* EXTRAIT DU DOCUMENT:
┏━━

Voilà un ouvrage de synthèse passionnant sur le sens et la pertinence du dispositif du débat à l'école. Celui-ci émarge désormais dans les programmes scolaires à tous les niveaux et dans toutes les disciplines, en classe et dans la vie scolaire. Il prend tout son sens dans une perspective : démocratique (pas de démocratie sans débat dans l'espace public et donc sans son apprentissage à l'école) ; mais aussi dans une perspective socioconstructiviste de l'apprentissage, où il permet d'apprendre, notamment par des conflits sociocognitifs entre élèves.

L. Husson définit d'abord dans cet ouvrage le contexte institutionnel de l'émergence du débat et ses différentes modalités scolaires : un tableau récapitulatif (pp. 64 et 65) montre ainsi clairement les spécificités du débat de régulation, du débat scientifique, du débat d'interprétation et du débat réflexif. Ceci sur un arrière fond politique (le débat public en héritage) et philosophique (de Platon aux philosophies contemporaines du langage, notamment Apple et Habermas).

┗━━

Enregistrements extraits
┏━━

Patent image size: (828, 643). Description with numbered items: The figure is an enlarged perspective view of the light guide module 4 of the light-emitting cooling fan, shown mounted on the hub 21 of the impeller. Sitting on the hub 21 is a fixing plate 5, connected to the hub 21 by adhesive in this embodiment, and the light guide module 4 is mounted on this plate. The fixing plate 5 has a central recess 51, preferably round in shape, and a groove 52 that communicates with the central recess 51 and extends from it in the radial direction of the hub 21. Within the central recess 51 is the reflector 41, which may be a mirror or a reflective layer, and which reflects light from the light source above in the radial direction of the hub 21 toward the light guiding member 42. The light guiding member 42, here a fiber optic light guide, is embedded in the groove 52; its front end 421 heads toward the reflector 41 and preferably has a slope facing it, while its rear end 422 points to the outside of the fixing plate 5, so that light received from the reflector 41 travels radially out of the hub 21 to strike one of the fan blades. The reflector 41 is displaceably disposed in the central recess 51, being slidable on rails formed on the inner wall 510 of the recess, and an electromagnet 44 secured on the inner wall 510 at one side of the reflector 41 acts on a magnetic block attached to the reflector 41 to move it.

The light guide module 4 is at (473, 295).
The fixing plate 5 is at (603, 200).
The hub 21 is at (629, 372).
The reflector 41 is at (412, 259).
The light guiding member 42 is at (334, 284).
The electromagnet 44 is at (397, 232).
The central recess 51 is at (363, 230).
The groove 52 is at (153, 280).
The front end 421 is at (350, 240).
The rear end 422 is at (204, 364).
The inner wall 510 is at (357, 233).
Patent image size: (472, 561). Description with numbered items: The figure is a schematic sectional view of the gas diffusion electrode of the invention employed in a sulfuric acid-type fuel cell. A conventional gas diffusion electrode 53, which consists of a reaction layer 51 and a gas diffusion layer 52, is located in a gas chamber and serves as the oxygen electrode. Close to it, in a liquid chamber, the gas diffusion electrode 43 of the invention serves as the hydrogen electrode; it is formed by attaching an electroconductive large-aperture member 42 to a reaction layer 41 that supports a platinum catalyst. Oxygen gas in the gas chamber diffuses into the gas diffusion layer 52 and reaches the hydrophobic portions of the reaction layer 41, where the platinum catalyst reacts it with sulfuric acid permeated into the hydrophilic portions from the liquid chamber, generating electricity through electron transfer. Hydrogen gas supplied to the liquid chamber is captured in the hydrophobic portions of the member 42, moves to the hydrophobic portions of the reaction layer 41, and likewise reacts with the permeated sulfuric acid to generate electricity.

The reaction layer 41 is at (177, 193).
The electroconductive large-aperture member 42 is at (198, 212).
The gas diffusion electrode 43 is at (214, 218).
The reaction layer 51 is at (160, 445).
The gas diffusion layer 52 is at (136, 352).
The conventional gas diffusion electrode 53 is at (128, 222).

┗━━

* CONSIGNE ÉCRITE 1: Pour chacune des affirmations suivantes, dites si elle concorde avec l'extrait sur le débat à l'école, en répondant par oui ou par non et en citant exactement les mots de l'extrait qui tranchent. (a) Le débat figure dans les programmes scolaires à tous les niveaux. (b) Le tableau récapitulatif se trouve aux pages 64 et 65. (c) Le débat se limite à la vie scolaire, en dehors de la classe.
* CONSIGNE ÉCRITE 2: Reproduisez sous forme de liste numérotée, sans les lignes vides, tout ce qui va du début de la liste jusqu'à la ligne contenant « The inner wall 510 is at (357, 233). », celle-ci comprise.
Le texte et la liste proviennent de sources différentes.

* RÉSULTAT DE L'EXERCICE 1:
(a) Oui : « Celui-ci émarge désormais dans les programmes scolaires à tous les niveaux et dans toutes les disciplines ».
(b) Oui : « un tableau récapitulatif (pp. 64 et 65) ».
(c) Non : « en classe et dans la vie scolaire ».

* RÉSULTAT DE L'EXERCICE 2:
1. Patent image size: (828, 643). Description with numbered items: The figure is an enlarged perspective view of the light guide module 4 of the light-emitting cooling fan, shown mounted on the hub 21 of the impeller. Sitting on the hub 21 is a fixing plate 5, connected to the hub 21 by adhesive in this embodiment, and the light guide module 4 is mounted on this plate. The fixing plate 5 has a central recess 51, preferably round in shape, and a groove 52 that communicates with the central recess 51 and extends from it in the radial direction of the hub 21. Within the central recess 51 is the reflector 41, which may be a mirror or a reflective layer, and which reflects light from the light source above in the radial direction of the hub 21 toward the light guiding member 42. The light guiding member 42, here a fiber optic light guide, is embedded in the groove 52; its front end 421 heads toward the reflector 41 and preferably has a slope facing it, while its rear end 422 points to the outside of the fixing plate 5, so that light received from the reflector 41 travels radially out of the hub 21 to strike one of the fan blades. The reflector 41 is displaceably disposed in the central recess 51, being slidable on rails formed on the inner wall 510 of the recess, and an electromagnet 44 secured on the inner wall 510 at one side of the reflector 41 acts on a magnetic block attached to the reflector 41 to move it.
2. The light guide module 4 is at (473, 295).
3. The fixing plate 5 is at (603, 200).
4. The hub 21 is at (629, 372).
5. The reflector 41 is at (412, 259).
6. The light guiding member 42 is at (334, 284).
7. The electromagnet 44 is at (397, 232).
8. The central recess 51 is at (363, 230).
9. The groove 52 is at (153, 280).
10. The front end 421 is at (350, 240).
11. The rear end 422 is at (204, 364).
12. The inner wall 510 is at (357, 233).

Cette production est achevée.